Copy out the listing that follows, exactly, without its pictures.

╭─ Data for this task

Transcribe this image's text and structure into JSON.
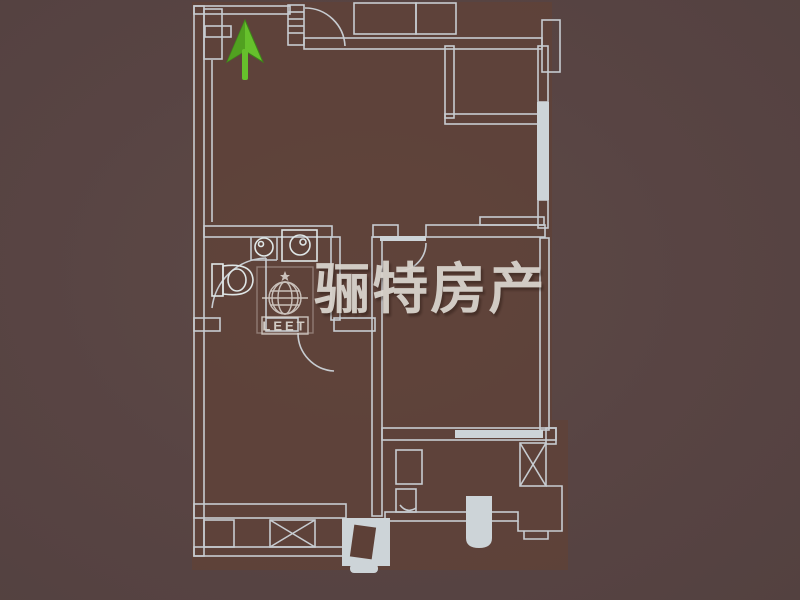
{
  "watermark": {
    "brand_text": "骊特房产",
    "logo_text": "LEET",
    "icons": [
      "globe-icon",
      "star-icon"
    ]
  },
  "north_arrow": {
    "direction": "up",
    "icon": "north-arrow-icon"
  },
  "colors": {
    "background": "#574442",
    "plan_floor": "#604237",
    "wall_line": "#c7ccd1",
    "wall_line_bright": "#dfe7e7",
    "wall_fill_solid": "#cdd4d8",
    "watermark_text": "#d8d3cc",
    "logo_line": "#ddd8d2",
    "arrow_green": "#66c02c",
    "arrow_green_dark": "#4d9b1f"
  }
}
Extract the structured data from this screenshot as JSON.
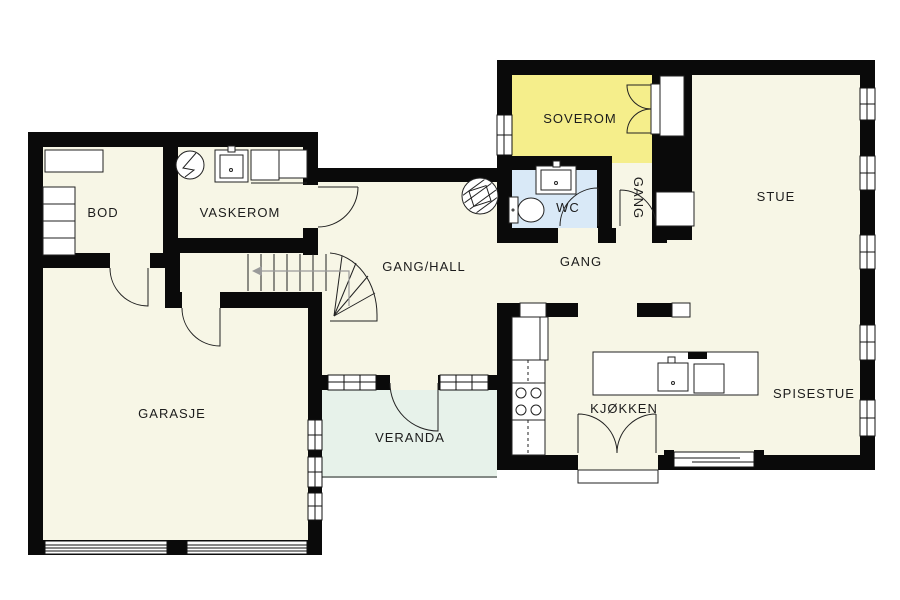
{
  "floorplan": {
    "title": "floor-plan",
    "colors": {
      "background": "#ffffff",
      "floor": "#f7f6e6",
      "soverom": "#f5ee8b",
      "wc": "#d9e9f7",
      "veranda": "#e7f2ea",
      "wall": "#0a0a0a",
      "label": "#1c1c1c"
    },
    "rooms": [
      {
        "id": "bod",
        "label": "BOD"
      },
      {
        "id": "vaskerom",
        "label": "VASKEROM"
      },
      {
        "id": "gang-hall",
        "label": "GANG/HALL"
      },
      {
        "id": "soverom",
        "label": "SOVEROM"
      },
      {
        "id": "wc",
        "label": "WC"
      },
      {
        "id": "gang-vertical",
        "label": "GANG"
      },
      {
        "id": "gang",
        "label": "GANG"
      },
      {
        "id": "stue",
        "label": "STUE"
      },
      {
        "id": "garasje",
        "label": "GARASJE"
      },
      {
        "id": "veranda",
        "label": "VERANDA"
      },
      {
        "id": "kjokken",
        "label": "KJØKKEN"
      },
      {
        "id": "spisestue",
        "label": "SPISESTUE"
      }
    ]
  }
}
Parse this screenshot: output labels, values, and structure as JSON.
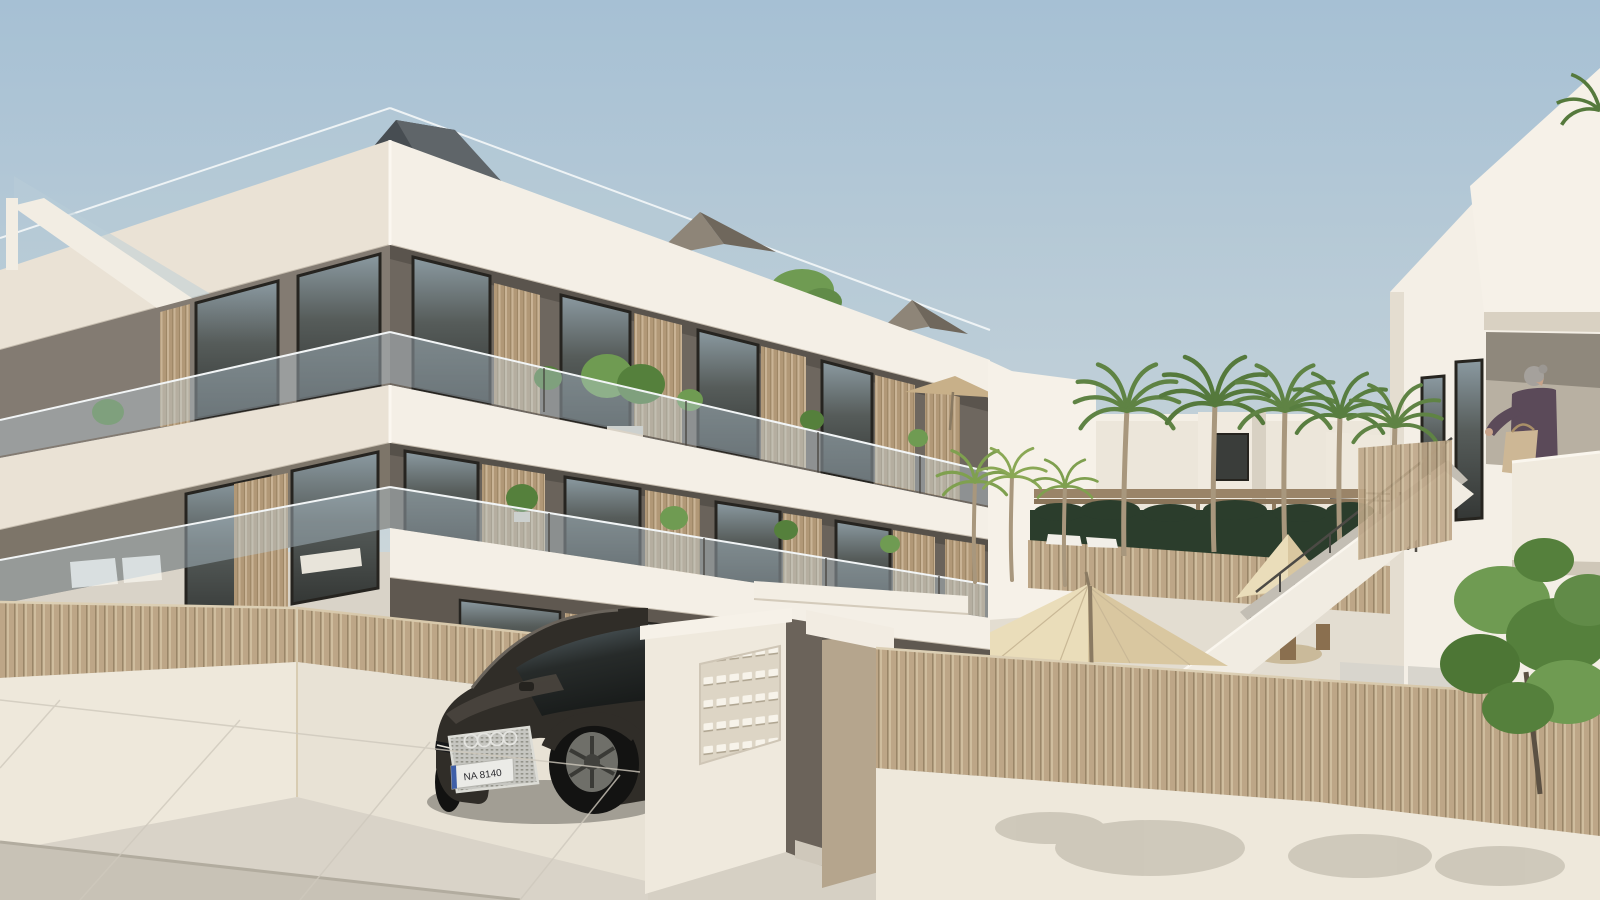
{
  "scene": {
    "type": "architectural-render",
    "car": {
      "license_plate": "NA 8140",
      "brand": "audi-rings",
      "ring_count": 4
    },
    "counts": {
      "building_floors_visible": 3,
      "tall_palm_trees": 5,
      "small_palm_trees": 3,
      "umbrellas": 3
    },
    "colors": {
      "band": "#f4efe6",
      "band_shade": "#eae2d5",
      "wall3": "#6e675f",
      "wall2": "#6a635b",
      "wall1": "#5f5850",
      "wall_left": "#837b72",
      "wall_left2": "#7d7569",
      "white_bright": "#f6f1e8",
      "wall_white": "#eee8db",
      "pave": "#d9d3c8",
      "street": "#c8c2b6",
      "court_ground": "#e3ddd1",
      "car": "#302d28",
      "palm": "#5f8344",
      "palm_dark": "#4a6d33",
      "trunk": "#ab9a80",
      "hedge": "#2b3d2c",
      "umbrella": "#eaddba",
      "umbrella_shade": "#d9c7a0",
      "glassrail": "#b9cdd8",
      "roof_dark": "#474d52",
      "roof_light": "#5f6569",
      "tent": "#8e8578",
      "tent_dark": "#6f675c",
      "person_top": "#5b4a59",
      "bag": "#cdb795",
      "tree": "#55803c",
      "tree_light": "#6f9b52",
      "taupe": "#b5a58d",
      "gap_dark": "#6b635a",
      "steel": "#4c4a45",
      "frame": "#262420"
    }
  }
}
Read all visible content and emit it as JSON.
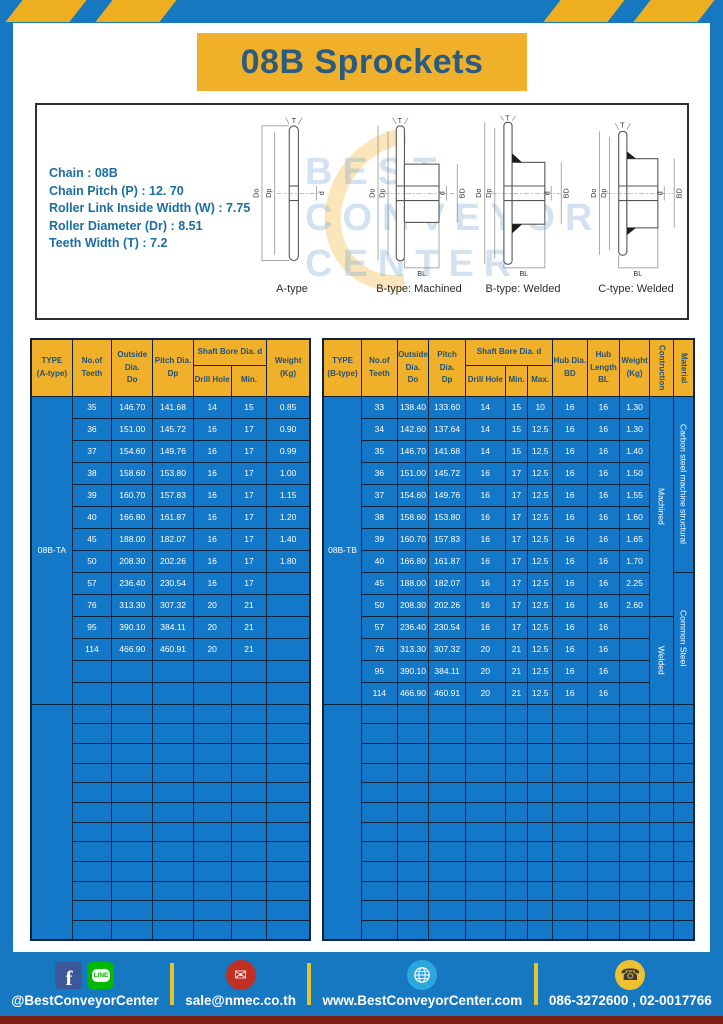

╰─

• **Result of the task**
Transcribe this image's text and structure into JSON.
{
  "watermark": {
    "brand_text": "骊特房产",
    "logo_text": "LEET",
    "icons": [
      "globe-icon",
      "star-icon"
    ]
  },
  "north_arrow": {
    "direction": "up",
    "icon": "north-arrow-icon"
  },
  "colors": {
    "background": "#574442",
    "plan_floor": "#604237",
    "wall_line": "#c7ccd1",
    "wall_line_bright": "#dfe7e7",
    "wall_fill_solid": "#cdd4d8",
    "watermark_text": "#d8d3cc",
    "logo_line": "#ddd8d2",
    "arrow_green": "#66c02c",
    "arrow_green_dark": "#4d9b1f"
  }
}
Extract the structured data from this screenshot as JSON.
{
  "floorplan": {
    "title": "floor-plan",
    "colors": {
      "background": "#ffffff",
      "floor": "#f7f6e6",
      "soverom": "#f5ee8b",
      "wc": "#d9e9f7",
      "veranda": "#e7f2ea",
      "wall": "#0a0a0a",
      "label": "#1c1c1c"
    },
    "rooms": [
      {
        "id": "bod",
        "label": "BOD"
      },
      {
        "id": "vaskerom",
        "label": "VASKEROM"
      },
      {
        "id": "gang-hall",
        "label": "GANG/HALL"
      },
      {
        "id": "soverom",
        "label": "SOVEROM"
      },
      {
        "id": "wc",
        "label": "WC"
      },
      {
        "id": "gang-vertical",
        "label": "GANG"
      },
      {
        "id": "gang",
        "label": "GANG"
      },
      {
        "id": "stue",
        "label": "STUE"
      },
      {
        "id": "garasje",
        "label": "GARASJE"
      },
      {
        "id": "veranda",
        "label": "VERANDA"
      },
      {
        "id": "kjokken",
        "label": "KJØKKEN"
      },
      {
        "id": "spisestue",
        "label": "SPISESTUE"
      }
    ]
  }
}
Parse this screenshot: output labels, values, and structure as JSON.
{
  "scene": {
    "type": "architectural-render",
    "car": {
      "license_plate": "NA 8140",
      "brand": "audi-rings",
      "ring_count": 4
    },
    "counts": {
      "building_floors_visible": 3,
      "tall_palm_trees": 5,
      "small_palm_trees": 3,
      "umbrellas": 3
    },
    "colors": {
      "band": "#f4efe6",
      "band_shade": "#eae2d5",
      "wall3": "#6e675f",
      "wall2": "#6a635b",
      "wall1": "#5f5850",
      "wall_left": "#837b72",
      "wall_left2": "#7d7569",
      "white_bright": "#f6f1e8",
      "wall_white": "#eee8db",
      "pave": "#d9d3c8",
      "street": "#c8c2b6",
      "court_ground": "#e3ddd1",
      "car": "#302d28",
      "palm": "#5f8344",
      "palm_dark": "#4a6d33",
      "trunk": "#ab9a80",
      "hedge": "#2b3d2c",
      "umbrella": "#eaddba",
      "umbrella_shade": "#d9c7a0",
      "glassrail": "#b9cdd8",
      "roof_dark": "#474d52",
      "roof_light": "#5f6569",
      "tent": "#8e8578",
      "tent_dark": "#6f675c",
      "person_top": "#5b4a59",
      "bag": "#cdb795",
      "tree": "#55803c",
      "tree_light": "#6f9b52",
      "taupe": "#b5a58d",
      "gap_dark": "#6b635a",
      "steel": "#4c4a45",
      "frame": "#262420"
    }
  }
}
Read all visible content and emit it as JSON.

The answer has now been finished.